YOUR INSTRUCTIONS => Transcribe all the entries word for word, but omit the images.

Dataset rows about figures:

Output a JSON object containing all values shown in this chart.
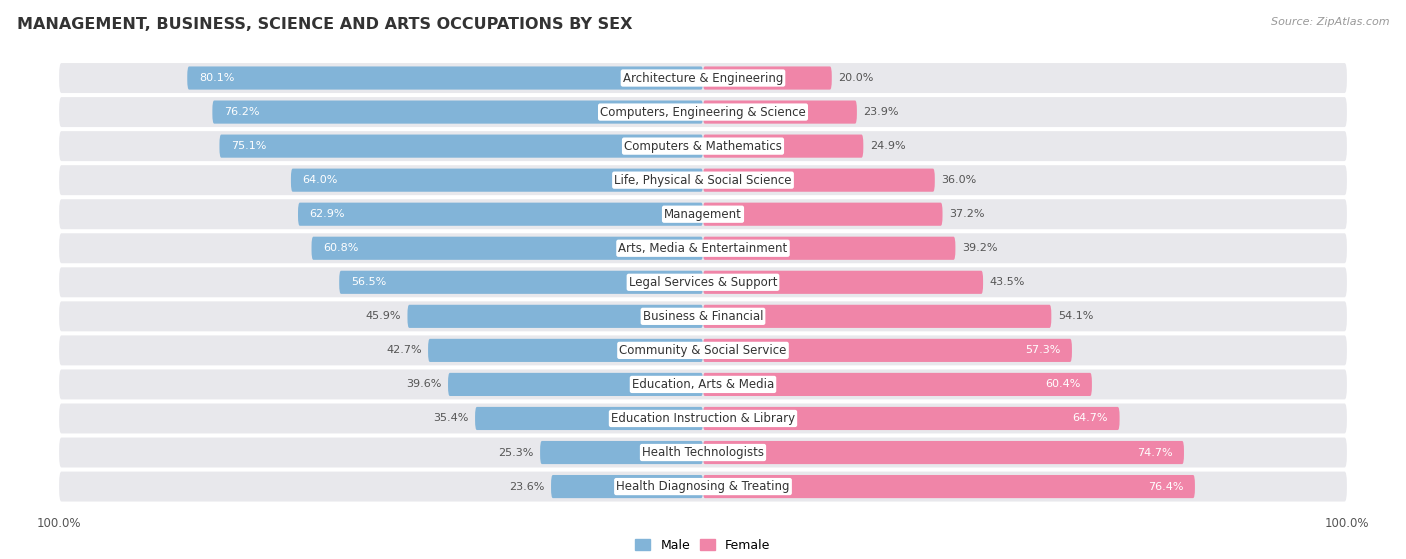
{
  "title": "MANAGEMENT, BUSINESS, SCIENCE AND ARTS OCCUPATIONS BY SEX",
  "source": "Source: ZipAtlas.com",
  "categories": [
    "Architecture & Engineering",
    "Computers, Engineering & Science",
    "Computers & Mathematics",
    "Life, Physical & Social Science",
    "Management",
    "Arts, Media & Entertainment",
    "Legal Services & Support",
    "Business & Financial",
    "Community & Social Service",
    "Education, Arts & Media",
    "Education Instruction & Library",
    "Health Technologists",
    "Health Diagnosing & Treating"
  ],
  "male": [
    80.1,
    76.2,
    75.1,
    64.0,
    62.9,
    60.8,
    56.5,
    45.9,
    42.7,
    39.6,
    35.4,
    25.3,
    23.6
  ],
  "female": [
    20.0,
    23.9,
    24.9,
    36.0,
    37.2,
    39.2,
    43.5,
    54.1,
    57.3,
    60.4,
    64.7,
    74.7,
    76.4
  ],
  "male_color": "#82b4d8",
  "female_color": "#f085a8",
  "row_bg_color": "#e8e8ec",
  "white_bg": "#ffffff",
  "title_fontsize": 11.5,
  "label_fontsize": 8.5,
  "value_fontsize": 8.0,
  "legend_fontsize": 9,
  "source_fontsize": 8,
  "axis_label_fontsize": 8.5
}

RESULT OF THIS EXERCISE =>
Output a JSON object containing all values shown in this chart.
{
  "title": "MANAGEMENT, BUSINESS, SCIENCE AND ARTS OCCUPATIONS BY SEX",
  "source": "Source: ZipAtlas.com",
  "categories": [
    "Architecture & Engineering",
    "Computers, Engineering & Science",
    "Computers & Mathematics",
    "Life, Physical & Social Science",
    "Management",
    "Arts, Media & Entertainment",
    "Legal Services & Support",
    "Business & Financial",
    "Community & Social Service",
    "Education, Arts & Media",
    "Education Instruction & Library",
    "Health Technologists",
    "Health Diagnosing & Treating"
  ],
  "male": [
    80.1,
    76.2,
    75.1,
    64.0,
    62.9,
    60.8,
    56.5,
    45.9,
    42.7,
    39.6,
    35.4,
    25.3,
    23.6
  ],
  "female": [
    20.0,
    23.9,
    24.9,
    36.0,
    37.2,
    39.2,
    43.5,
    54.1,
    57.3,
    60.4,
    64.7,
    74.7,
    76.4
  ],
  "male_color": "#82b4d8",
  "female_color": "#f085a8",
  "row_bg_color": "#e8e8ec",
  "white_bg": "#ffffff",
  "title_fontsize": 11.5,
  "label_fontsize": 8.5,
  "value_fontsize": 8.0,
  "legend_fontsize": 9,
  "source_fontsize": 8,
  "axis_label_fontsize": 8.5
}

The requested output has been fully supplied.